:: Goal of the exercise ::
Without omitting anything, return the records precisely as given.

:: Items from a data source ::
= = =

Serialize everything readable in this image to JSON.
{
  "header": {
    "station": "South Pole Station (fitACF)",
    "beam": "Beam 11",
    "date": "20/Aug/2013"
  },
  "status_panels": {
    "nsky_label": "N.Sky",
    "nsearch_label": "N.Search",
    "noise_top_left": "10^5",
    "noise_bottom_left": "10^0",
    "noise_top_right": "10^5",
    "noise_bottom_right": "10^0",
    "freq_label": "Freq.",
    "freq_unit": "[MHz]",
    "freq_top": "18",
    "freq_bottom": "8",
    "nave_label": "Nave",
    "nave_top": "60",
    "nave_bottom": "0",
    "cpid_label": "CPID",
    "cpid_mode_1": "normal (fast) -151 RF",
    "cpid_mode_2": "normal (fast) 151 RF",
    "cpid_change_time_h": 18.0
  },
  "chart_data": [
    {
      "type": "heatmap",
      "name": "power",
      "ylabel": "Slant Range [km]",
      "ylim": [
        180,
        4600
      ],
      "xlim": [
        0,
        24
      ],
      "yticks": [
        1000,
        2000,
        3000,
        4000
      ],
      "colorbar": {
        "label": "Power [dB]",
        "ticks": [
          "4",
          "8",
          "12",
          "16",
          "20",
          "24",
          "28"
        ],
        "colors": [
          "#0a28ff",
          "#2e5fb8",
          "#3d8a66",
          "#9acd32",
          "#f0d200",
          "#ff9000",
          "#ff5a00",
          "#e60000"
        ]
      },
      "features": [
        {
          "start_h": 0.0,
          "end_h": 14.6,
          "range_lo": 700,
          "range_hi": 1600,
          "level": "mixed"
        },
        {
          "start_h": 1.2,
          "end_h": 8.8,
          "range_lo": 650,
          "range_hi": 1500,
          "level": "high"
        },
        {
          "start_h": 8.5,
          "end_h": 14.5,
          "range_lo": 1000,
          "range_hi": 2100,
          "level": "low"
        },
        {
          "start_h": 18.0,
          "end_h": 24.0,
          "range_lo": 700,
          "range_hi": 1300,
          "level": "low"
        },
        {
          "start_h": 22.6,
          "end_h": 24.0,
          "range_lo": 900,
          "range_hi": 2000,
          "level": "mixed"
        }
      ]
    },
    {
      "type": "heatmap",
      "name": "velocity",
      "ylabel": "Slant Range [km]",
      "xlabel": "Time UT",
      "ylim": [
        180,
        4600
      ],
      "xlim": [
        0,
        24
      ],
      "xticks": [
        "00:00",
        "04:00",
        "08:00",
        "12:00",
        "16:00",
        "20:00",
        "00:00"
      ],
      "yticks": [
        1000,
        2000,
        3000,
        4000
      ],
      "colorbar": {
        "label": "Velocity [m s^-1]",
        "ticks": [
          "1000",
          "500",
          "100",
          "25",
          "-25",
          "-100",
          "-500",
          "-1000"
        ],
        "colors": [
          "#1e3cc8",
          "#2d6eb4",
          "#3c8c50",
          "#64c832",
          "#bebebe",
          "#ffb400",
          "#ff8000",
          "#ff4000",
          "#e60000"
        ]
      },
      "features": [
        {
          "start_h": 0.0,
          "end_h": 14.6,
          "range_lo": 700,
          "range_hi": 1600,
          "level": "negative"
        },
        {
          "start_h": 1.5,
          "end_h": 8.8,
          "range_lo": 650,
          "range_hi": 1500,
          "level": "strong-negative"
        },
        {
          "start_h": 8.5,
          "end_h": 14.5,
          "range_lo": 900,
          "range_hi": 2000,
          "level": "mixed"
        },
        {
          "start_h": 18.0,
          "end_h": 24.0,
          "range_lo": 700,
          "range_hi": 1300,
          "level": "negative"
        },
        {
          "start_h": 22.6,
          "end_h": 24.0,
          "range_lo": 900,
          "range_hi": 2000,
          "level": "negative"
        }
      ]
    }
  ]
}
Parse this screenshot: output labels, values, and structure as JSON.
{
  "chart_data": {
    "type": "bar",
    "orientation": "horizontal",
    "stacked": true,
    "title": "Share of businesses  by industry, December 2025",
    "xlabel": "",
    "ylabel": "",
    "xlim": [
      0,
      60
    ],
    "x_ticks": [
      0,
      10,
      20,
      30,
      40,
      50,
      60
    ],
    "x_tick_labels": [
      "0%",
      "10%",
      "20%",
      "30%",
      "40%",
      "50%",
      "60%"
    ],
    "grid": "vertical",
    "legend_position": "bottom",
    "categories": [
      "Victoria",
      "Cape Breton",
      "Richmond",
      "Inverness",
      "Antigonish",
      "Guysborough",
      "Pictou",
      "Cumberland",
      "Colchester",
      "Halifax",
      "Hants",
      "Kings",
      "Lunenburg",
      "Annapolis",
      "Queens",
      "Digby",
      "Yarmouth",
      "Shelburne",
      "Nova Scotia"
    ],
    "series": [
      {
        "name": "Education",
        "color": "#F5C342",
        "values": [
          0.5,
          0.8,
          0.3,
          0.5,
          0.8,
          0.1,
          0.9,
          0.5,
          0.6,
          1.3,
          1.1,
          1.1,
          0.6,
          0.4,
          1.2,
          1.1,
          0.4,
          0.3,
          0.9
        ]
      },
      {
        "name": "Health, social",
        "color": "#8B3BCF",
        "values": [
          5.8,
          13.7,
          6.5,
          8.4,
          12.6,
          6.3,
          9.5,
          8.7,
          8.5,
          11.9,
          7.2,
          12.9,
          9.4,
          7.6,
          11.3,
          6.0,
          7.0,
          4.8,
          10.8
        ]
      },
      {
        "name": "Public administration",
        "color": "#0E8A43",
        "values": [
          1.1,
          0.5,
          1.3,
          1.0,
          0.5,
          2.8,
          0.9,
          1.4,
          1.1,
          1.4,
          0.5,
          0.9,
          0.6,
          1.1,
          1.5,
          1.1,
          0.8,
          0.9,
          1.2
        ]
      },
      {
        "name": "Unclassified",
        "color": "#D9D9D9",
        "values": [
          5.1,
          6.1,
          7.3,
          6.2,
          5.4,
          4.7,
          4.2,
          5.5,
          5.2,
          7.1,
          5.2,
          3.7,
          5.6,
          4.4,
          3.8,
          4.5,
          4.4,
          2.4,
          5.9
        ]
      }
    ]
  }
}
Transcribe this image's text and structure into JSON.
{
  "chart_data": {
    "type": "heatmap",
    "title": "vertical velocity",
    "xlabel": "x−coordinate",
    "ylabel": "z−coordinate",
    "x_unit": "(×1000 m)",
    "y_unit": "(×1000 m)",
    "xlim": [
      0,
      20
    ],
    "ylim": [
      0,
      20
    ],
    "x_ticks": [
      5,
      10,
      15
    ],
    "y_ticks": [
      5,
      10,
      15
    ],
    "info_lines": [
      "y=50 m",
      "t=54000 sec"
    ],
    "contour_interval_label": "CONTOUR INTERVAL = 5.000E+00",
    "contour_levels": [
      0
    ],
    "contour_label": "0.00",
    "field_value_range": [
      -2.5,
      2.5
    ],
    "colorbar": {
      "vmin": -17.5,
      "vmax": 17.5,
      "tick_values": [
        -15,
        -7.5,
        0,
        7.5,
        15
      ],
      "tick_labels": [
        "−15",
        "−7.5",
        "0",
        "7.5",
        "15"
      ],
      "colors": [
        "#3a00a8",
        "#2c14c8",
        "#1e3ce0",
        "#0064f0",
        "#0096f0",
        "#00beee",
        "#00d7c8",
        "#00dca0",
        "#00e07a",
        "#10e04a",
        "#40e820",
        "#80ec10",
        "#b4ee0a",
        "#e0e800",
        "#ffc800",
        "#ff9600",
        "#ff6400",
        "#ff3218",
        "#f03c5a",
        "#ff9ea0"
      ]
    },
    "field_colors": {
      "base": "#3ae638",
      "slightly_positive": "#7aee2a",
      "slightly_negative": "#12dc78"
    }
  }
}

= = =

:: In response ::
Serialize everything readable in this image to JSON.
{
  "header": {
    "station": "South Pole Station (fitACF)",
    "beam": "Beam 11",
    "date": "20/Aug/2013"
  },
  "status_panels": {
    "nsky_label": "N.Sky",
    "nsearch_label": "N.Search",
    "noise_top_left": "10^5",
    "noise_bottom_left": "10^0",
    "noise_top_right": "10^5",
    "noise_bottom_right": "10^0",
    "freq_label": "Freq.",
    "freq_unit": "[MHz]",
    "freq_top": "18",
    "freq_bottom": "8",
    "nave_label": "Nave",
    "nave_top": "60",
    "nave_bottom": "0",
    "cpid_label": "CPID",
    "cpid_mode_1": "normal (fast) -151 RF",
    "cpid_mode_2": "normal (fast) 151 RF",
    "cpid_change_time_h": 18.0
  },
  "chart_data": [
    {
      "type": "heatmap",
      "name": "power",
      "ylabel": "Slant Range [km]",
      "ylim": [
        180,
        4600
      ],
      "xlim": [
        0,
        24
      ],
      "yticks": [
        1000,
        2000,
        3000,
        4000
      ],
      "colorbar": {
        "label": "Power [dB]",
        "ticks": [
          "4",
          "8",
          "12",
          "16",
          "20",
          "24",
          "28"
        ],
        "colors": [
          "#0a28ff",
          "#2e5fb8",
          "#3d8a66",
          "#9acd32",
          "#f0d200",
          "#ff9000",
          "#ff5a00",
          "#e60000"
        ]
      },
      "features": [
        {
          "start_h": 0.0,
          "end_h": 14.6,
          "range_lo": 700,
          "range_hi": 1600,
          "level": "mixed"
        },
        {
          "start_h": 1.2,
          "end_h": 8.8,
          "range_lo": 650,
          "range_hi": 1500,
          "level": "high"
        },
        {
          "start_h": 8.5,
          "end_h": 14.5,
          "range_lo": 1000,
          "range_hi": 2100,
          "level": "low"
        },
        {
          "start_h": 18.0,
          "end_h": 24.0,
          "range_lo": 700,
          "range_hi": 1300,
          "level": "low"
        },
        {
          "start_h": 22.6,
          "end_h": 24.0,
          "range_lo": 900,
          "range_hi": 2000,
          "level": "mixed"
        }
      ]
    },
    {
      "type": "heatmap",
      "name": "velocity",
      "ylabel": "Slant Range [km]",
      "xlabel": "Time UT",
      "ylim": [
        180,
        4600
      ],
      "xlim": [
        0,
        24
      ],
      "xticks": [
        "00:00",
        "04:00",
        "08:00",
        "12:00",
        "16:00",
        "20:00",
        "00:00"
      ],
      "yticks": [
        1000,
        2000,
        3000,
        4000
      ],
      "colorbar": {
        "label": "Velocity [m s^-1]",
        "ticks": [
          "1000",
          "500",
          "100",
          "25",
          "-25",
          "-100",
          "-500",
          "-1000"
        ],
        "colors": [
          "#1e3cc8",
          "#2d6eb4",
          "#3c8c50",
          "#64c832",
          "#bebebe",
          "#ffb400",
          "#ff8000",
          "#ff4000",
          "#e60000"
        ]
      },
      "features": [
        {
          "start_h": 0.0,
          "end_h": 14.6,
          "range_lo": 700,
          "range_hi": 1600,
          "level": "negative"
        },
        {
          "start_h": 1.5,
          "end_h": 8.8,
          "range_lo": 650,
          "range_hi": 1500,
          "level": "strong-negative"
        },
        {
          "start_h": 8.5,
          "end_h": 14.5,
          "range_lo": 900,
          "range_hi": 2000,
          "level": "mixed"
        },
        {
          "start_h": 18.0,
          "end_h": 24.0,
          "range_lo": 700,
          "range_hi": 1300,
          "level": "negative"
        },
        {
          "start_h": 22.6,
          "end_h": 24.0,
          "range_lo": 900,
          "range_hi": 2000,
          "level": "negative"
        }
      ]
    }
  ]
}
Parse this screenshot: output labels, values, and structure as JSON.
{
  "chart_data": {
    "type": "bar",
    "orientation": "horizontal",
    "stacked": true,
    "title": "Share of businesses  by industry, December 2025",
    "xlabel": "",
    "ylabel": "",
    "xlim": [
      0,
      60
    ],
    "x_ticks": [
      0,
      10,
      20,
      30,
      40,
      50,
      60
    ],
    "x_tick_labels": [
      "0%",
      "10%",
      "20%",
      "30%",
      "40%",
      "50%",
      "60%"
    ],
    "grid": "vertical",
    "legend_position": "bottom",
    "categories": [
      "Victoria",
      "Cape Breton",
      "Richmond",
      "Inverness",
      "Antigonish",
      "Guysborough",
      "Pictou",
      "Cumberland",
      "Colchester",
      "Halifax",
      "Hants",
      "Kings",
      "Lunenburg",
      "Annapolis",
      "Queens",
      "Digby",
      "Yarmouth",
      "Shelburne",
      "Nova Scotia"
    ],
    "series": [
      {
        "name": "Education",
        "color": "#F5C342",
        "values": [
          0.5,
          0.8,
          0.3,
          0.5,
          0.8,
          0.1,
          0.9,
          0.5,
          0.6,
          1.3,
          1.1,
          1.1,
          0.6,
          0.4,
          1.2,
          1.1,
          0.4,
          0.3,
          0.9
        ]
      },
      {
        "name": "Health, social",
        "color": "#8B3BCF",
        "values": [
          5.8,
          13.7,
          6.5,
          8.4,
          12.6,
          6.3,
          9.5,
          8.7,
          8.5,
          11.9,
          7.2,
          12.9,
          9.4,
          7.6,
          11.3,
          6.0,
          7.0,
          4.8,
          10.8
        ]
      },
      {
        "name": "Public administration",
        "color": "#0E8A43",
        "values": [
          1.1,
          0.5,
          1.3,
          1.0,
          0.5,
          2.8,
          0.9,
          1.4,
          1.1,
          1.4,
          0.5,
          0.9,
          0.6,
          1.1,
          1.5,
          1.1,
          0.8,
          0.9,
          1.2
        ]
      },
      {
        "name": "Unclassified",
        "color": "#D9D9D9",
        "values": [
          5.1,
          6.1,
          7.3,
          6.2,
          5.4,
          4.7,
          4.2,
          5.5,
          5.2,
          7.1,
          5.2,
          3.7,
          5.6,
          4.4,
          3.8,
          4.5,
          4.4,
          2.4,
          5.9
        ]
      }
    ]
  }
}
Transcribe this image's text and structure into JSON.
{
  "chart_data": {
    "type": "heatmap",
    "title": "vertical velocity",
    "xlabel": "x−coordinate",
    "ylabel": "z−coordinate",
    "x_unit": "(×1000 m)",
    "y_unit": "(×1000 m)",
    "xlim": [
      0,
      20
    ],
    "ylim": [
      0,
      20
    ],
    "x_ticks": [
      5,
      10,
      15
    ],
    "y_ticks": [
      5,
      10,
      15
    ],
    "info_lines": [
      "y=50 m",
      "t=54000 sec"
    ],
    "contour_interval_label": "CONTOUR INTERVAL = 5.000E+00",
    "contour_levels": [
      0
    ],
    "contour_label": "0.00",
    "field_value_range": [
      -2.5,
      2.5
    ],
    "colorbar": {
      "vmin": -17.5,
      "vmax": 17.5,
      "tick_values": [
        -15,
        -7.5,
        0,
        7.5,
        15
      ],
      "tick_labels": [
        "−15",
        "−7.5",
        "0",
        "7.5",
        "15"
      ],
      "colors": [
        "#3a00a8",
        "#2c14c8",
        "#1e3ce0",
        "#0064f0",
        "#0096f0",
        "#00beee",
        "#00d7c8",
        "#00dca0",
        "#00e07a",
        "#10e04a",
        "#40e820",
        "#80ec10",
        "#b4ee0a",
        "#e0e800",
        "#ffc800",
        "#ff9600",
        "#ff6400",
        "#ff3218",
        "#f03c5a",
        "#ff9ea0"
      ]
    },
    "field_colors": {
      "base": "#3ae638",
      "slightly_positive": "#7aee2a",
      "slightly_negative": "#12dc78"
    }
  }
}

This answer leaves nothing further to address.